◆ Goal of the exercise
Answer with the number of lines in the listing below that contain the word "summary", and nothing else.

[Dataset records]
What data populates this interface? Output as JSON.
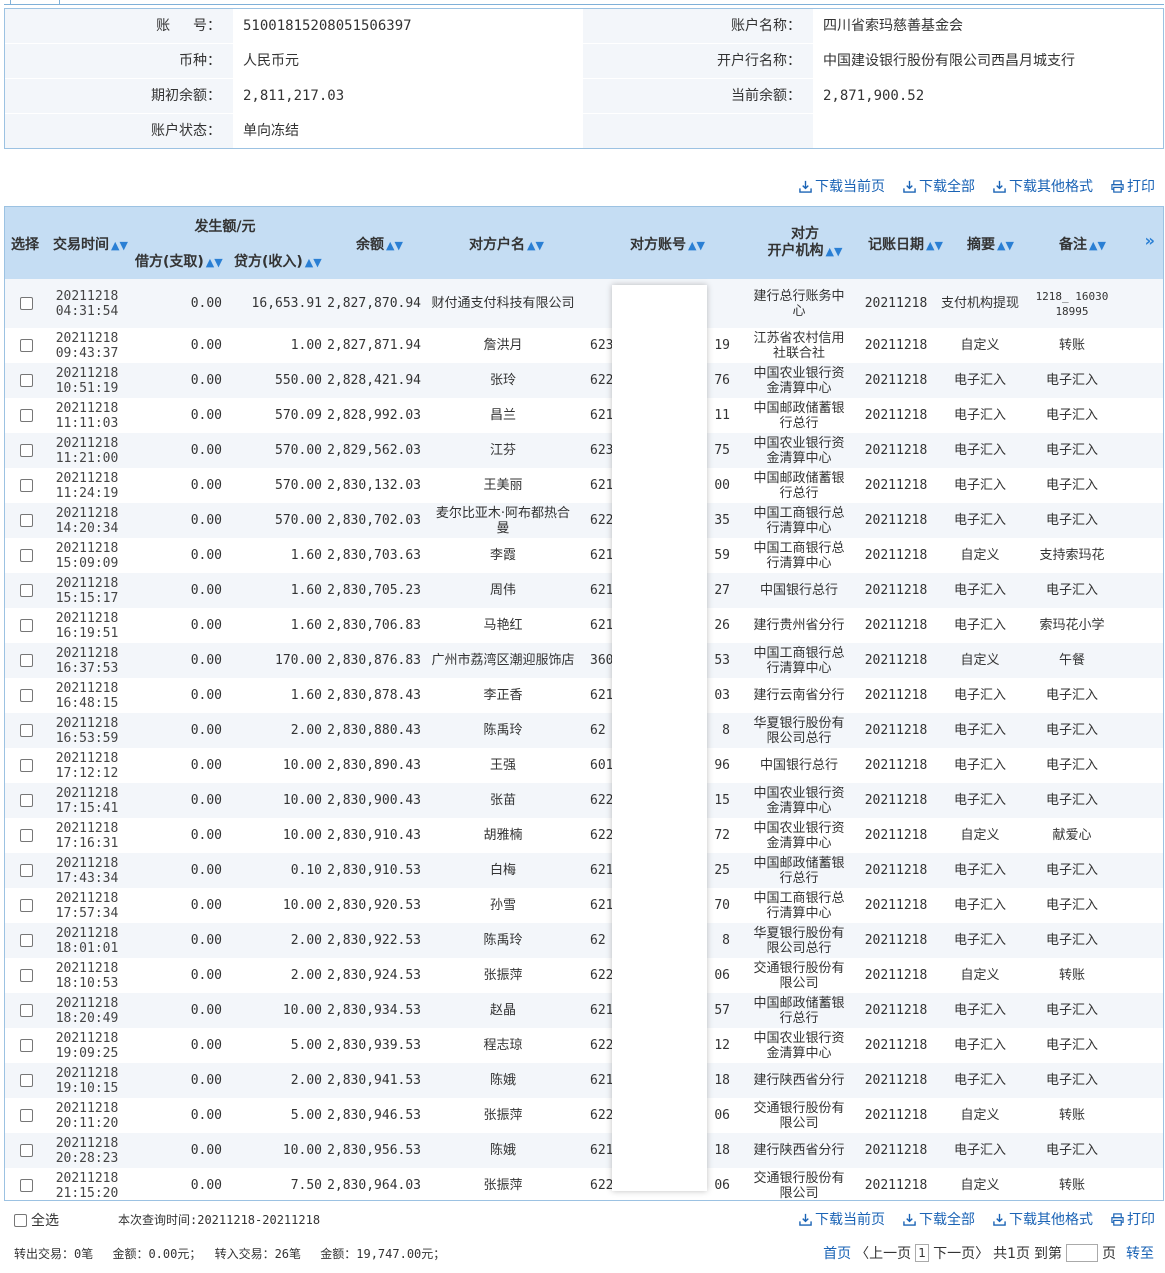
{
  "info": {
    "rows": [
      {
        "l1": "账 　 号：",
        "v1": "51001815208051506397",
        "l2": "账户名称：",
        "v2": "四川省索玛慈善基金会"
      },
      {
        "l1": "币种：",
        "v1": "人民币元",
        "l2": "开户行名称：",
        "v2": "中国建设银行股份有限公司西昌月城支行"
      },
      {
        "l1": "期初余额：",
        "v1": "2,811,217.03",
        "l2": "当前余额：",
        "v2": "2,871,900.52"
      },
      {
        "l1": "账户状态：",
        "v1": "单向冻结",
        "l2": "",
        "v2": ""
      }
    ]
  },
  "toolbar": {
    "download_page": "下载当前页",
    "download_all": "下载全部",
    "download_other": "下载其他格式",
    "print": "打印"
  },
  "table": {
    "headers": {
      "select": "选择",
      "time": "交易时间",
      "amount_group": "发生额/元",
      "debit": "借方(支取)",
      "credit": "贷方(收入)",
      "balance": "余额",
      "name": "对方户名",
      "account": "对方账号",
      "institution_1": "对方",
      "institution_2": "开户机构",
      "date": "记账日期",
      "summary": "摘要",
      "note": "备注",
      "more": "»"
    },
    "rows": [
      {
        "d": "20211218",
        "t": "04:31:54",
        "debit": "0.00",
        "credit": "16,653.91",
        "bal": "2,827,870.94",
        "name": "财付通支付科技有限公司",
        "a1": "",
        "a2": "",
        "inst": "建行总行账务中心",
        "date": "20211218",
        "sum": "支付机构提现",
        "note": "1218_ 16030 18995"
      },
      {
        "d": "20211218",
        "t": "09:43:37",
        "debit": "0.00",
        "credit": "1.00",
        "bal": "2,827,871.94",
        "name": "詹洪月",
        "a1": "6230",
        "a2": "19",
        "inst": "江苏省农村信用社联合社",
        "date": "20211218",
        "sum": "自定义",
        "note": "转账"
      },
      {
        "d": "20211218",
        "t": "10:51:19",
        "debit": "0.00",
        "credit": "550.00",
        "bal": "2,828,421.94",
        "name": "张玲",
        "a1": "6228",
        "a2": "76",
        "inst": "中国农业银行资金清算中心",
        "date": "20211218",
        "sum": "电子汇入",
        "note": "电子汇入"
      },
      {
        "d": "20211218",
        "t": "11:11:03",
        "debit": "0.00",
        "credit": "570.09",
        "bal": "2,828,992.03",
        "name": "昌兰",
        "a1": "621",
        "a2": "11",
        "inst": "中国邮政储蓄银行总行",
        "date": "20211218",
        "sum": "电子汇入",
        "note": "电子汇入"
      },
      {
        "d": "20211218",
        "t": "11:21:00",
        "debit": "0.00",
        "credit": "570.00",
        "bal": "2,829,562.03",
        "name": "江芬",
        "a1": "6230",
        "a2": "75",
        "inst": "中国农业银行资金清算中心",
        "date": "20211218",
        "sum": "电子汇入",
        "note": "电子汇入"
      },
      {
        "d": "20211218",
        "t": "11:24:19",
        "debit": "0.00",
        "credit": "570.00",
        "bal": "2,830,132.03",
        "name": "王美丽",
        "a1": "621",
        "a2": "00",
        "inst": "中国邮政储蓄银行总行",
        "date": "20211218",
        "sum": "电子汇入",
        "note": "电子汇入"
      },
      {
        "d": "20211218",
        "t": "14:20:34",
        "debit": "0.00",
        "credit": "570.00",
        "bal": "2,830,702.03",
        "name": "麦尔比亚木·阿布都热合曼",
        "a1": "6222",
        "a2": "35",
        "inst": "中国工商银行总行清算中心",
        "date": "20211218",
        "sum": "电子汇入",
        "note": "电子汇入"
      },
      {
        "d": "20211218",
        "t": "15:09:09",
        "debit": "0.00",
        "credit": "1.60",
        "bal": "2,830,703.63",
        "name": "李霞",
        "a1": "6212",
        "a2": "59",
        "inst": "中国工商银行总行清算中心",
        "date": "20211218",
        "sum": "自定义",
        "note": "支持索玛花"
      },
      {
        "d": "20211218",
        "t": "15:15:17",
        "debit": "0.00",
        "credit": "1.60",
        "bal": "2,830,705.23",
        "name": "周伟",
        "a1": "621",
        "a2": "27",
        "inst": "中国银行总行",
        "date": "20211218",
        "sum": "电子汇入",
        "note": "电子汇入"
      },
      {
        "d": "20211218",
        "t": "16:19:51",
        "debit": "0.00",
        "credit": "1.60",
        "bal": "2,830,706.83",
        "name": "马艳红",
        "a1": "621",
        "a2": "26",
        "inst": "建行贵州省分行",
        "date": "20211218",
        "sum": "电子汇入",
        "note": "索玛花小学"
      },
      {
        "d": "20211218",
        "t": "16:37:53",
        "debit": "0.00",
        "credit": "170.00",
        "bal": "2,830,876.83",
        "name": "广州市荔湾区潮迎服饰店",
        "a1": "3602",
        "a2": "53",
        "inst": "中国工商银行总行清算中心",
        "date": "20211218",
        "sum": "自定义",
        "note": "午餐"
      },
      {
        "d": "20211218",
        "t": "16:48:15",
        "debit": "0.00",
        "credit": "1.60",
        "bal": "2,830,878.43",
        "name": "李正香",
        "a1": "621",
        "a2": "03",
        "inst": "建行云南省分行",
        "date": "20211218",
        "sum": "电子汇入",
        "note": "电子汇入"
      },
      {
        "d": "20211218",
        "t": "16:53:59",
        "debit": "0.00",
        "credit": "2.00",
        "bal": "2,830,880.43",
        "name": "陈禹玲",
        "a1": "62",
        "a2": "8",
        "inst": "华夏银行股份有限公司总行",
        "date": "20211218",
        "sum": "电子汇入",
        "note": "电子汇入"
      },
      {
        "d": "20211218",
        "t": "17:12:12",
        "debit": "0.00",
        "credit": "10.00",
        "bal": "2,830,890.43",
        "name": "王强",
        "a1": "6013",
        "a2": "96",
        "inst": "中国银行总行",
        "date": "20211218",
        "sum": "电子汇入",
        "note": "电子汇入"
      },
      {
        "d": "20211218",
        "t": "17:15:41",
        "debit": "0.00",
        "credit": "10.00",
        "bal": "2,830,900.43",
        "name": "张苗",
        "a1": "6228",
        "a2": "15",
        "inst": "中国农业银行资金清算中心",
        "date": "20211218",
        "sum": "电子汇入",
        "note": "电子汇入"
      },
      {
        "d": "20211218",
        "t": "17:16:31",
        "debit": "0.00",
        "credit": "10.00",
        "bal": "2,830,910.43",
        "name": "胡雅楠",
        "a1": "6228",
        "a2": "72",
        "inst": "中国农业银行资金清算中心",
        "date": "20211218",
        "sum": "自定义",
        "note": "献爱心"
      },
      {
        "d": "20211218",
        "t": "17:43:34",
        "debit": "0.00",
        "credit": "0.10",
        "bal": "2,830,910.53",
        "name": "白梅",
        "a1": "621",
        "a2": "25",
        "inst": "中国邮政储蓄银行总行",
        "date": "20211218",
        "sum": "电子汇入",
        "note": "电子汇入"
      },
      {
        "d": "20211218",
        "t": "17:57:34",
        "debit": "0.00",
        "credit": "10.00",
        "bal": "2,830,920.53",
        "name": "孙雪",
        "a1": "6212",
        "a2": "70",
        "inst": "中国工商银行总行清算中心",
        "date": "20211218",
        "sum": "电子汇入",
        "note": "电子汇入"
      },
      {
        "d": "20211218",
        "t": "18:01:01",
        "debit": "0.00",
        "credit": "2.00",
        "bal": "2,830,922.53",
        "name": "陈禹玲",
        "a1": "62",
        "a2": "8",
        "inst": "华夏银行股份有限公司总行",
        "date": "20211218",
        "sum": "电子汇入",
        "note": "电子汇入"
      },
      {
        "d": "20211218",
        "t": "18:10:53",
        "debit": "0.00",
        "credit": "2.00",
        "bal": "2,830,924.53",
        "name": "张振萍",
        "a1": "6222",
        "a2": "06",
        "inst": "交通银行股份有限公司",
        "date": "20211218",
        "sum": "自定义",
        "note": "转账"
      },
      {
        "d": "20211218",
        "t": "18:20:49",
        "debit": "0.00",
        "credit": "10.00",
        "bal": "2,830,934.53",
        "name": "赵晶",
        "a1": "621",
        "a2": "57",
        "inst": "中国邮政储蓄银行总行",
        "date": "20211218",
        "sum": "电子汇入",
        "note": "电子汇入"
      },
      {
        "d": "20211218",
        "t": "19:09:25",
        "debit": "0.00",
        "credit": "5.00",
        "bal": "2,830,939.53",
        "name": "程志琼",
        "a1": "6228",
        "a2": "12",
        "inst": "中国农业银行资金清算中心",
        "date": "20211218",
        "sum": "电子汇入",
        "note": "电子汇入"
      },
      {
        "d": "20211218",
        "t": "19:10:15",
        "debit": "0.00",
        "credit": "2.00",
        "bal": "2,830,941.53",
        "name": "陈娥",
        "a1": "621",
        "a2": "18",
        "inst": "建行陕西省分行",
        "date": "20211218",
        "sum": "电子汇入",
        "note": "电子汇入"
      },
      {
        "d": "20211218",
        "t": "20:11:20",
        "debit": "0.00",
        "credit": "5.00",
        "bal": "2,830,946.53",
        "name": "张振萍",
        "a1": "6222",
        "a2": "06",
        "inst": "交通银行股份有限公司",
        "date": "20211218",
        "sum": "自定义",
        "note": "转账"
      },
      {
        "d": "20211218",
        "t": "20:28:23",
        "debit": "0.00",
        "credit": "10.00",
        "bal": "2,830,956.53",
        "name": "陈娥",
        "a1": "621",
        "a2": "18",
        "inst": "建行陕西省分行",
        "date": "20211218",
        "sum": "电子汇入",
        "note": "电子汇入"
      },
      {
        "d": "20211218",
        "t": "21:15:20",
        "debit": "0.00",
        "credit": "7.50",
        "bal": "2,830,964.03",
        "name": "张振萍",
        "a1": "6222",
        "a2": "06",
        "inst": "交通银行股份有限公司",
        "date": "20211218",
        "sum": "自定义",
        "note": "转账"
      }
    ]
  },
  "footer": {
    "select_all": "全选",
    "query_time": "本次查询时间:20211218-20211218",
    "summary": "转出交易：0笔　 金额：0.00元；　 转入交易：26笔　 金额：19,747.00元；",
    "pager": {
      "first": "首页",
      "prev": "〈上一页",
      "current": "1",
      "next": "下一页〉",
      "total": "共1页",
      "goto": "到第",
      "page_unit": "页",
      "go": "转至"
    }
  }
}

◆ Answer to the exercise
2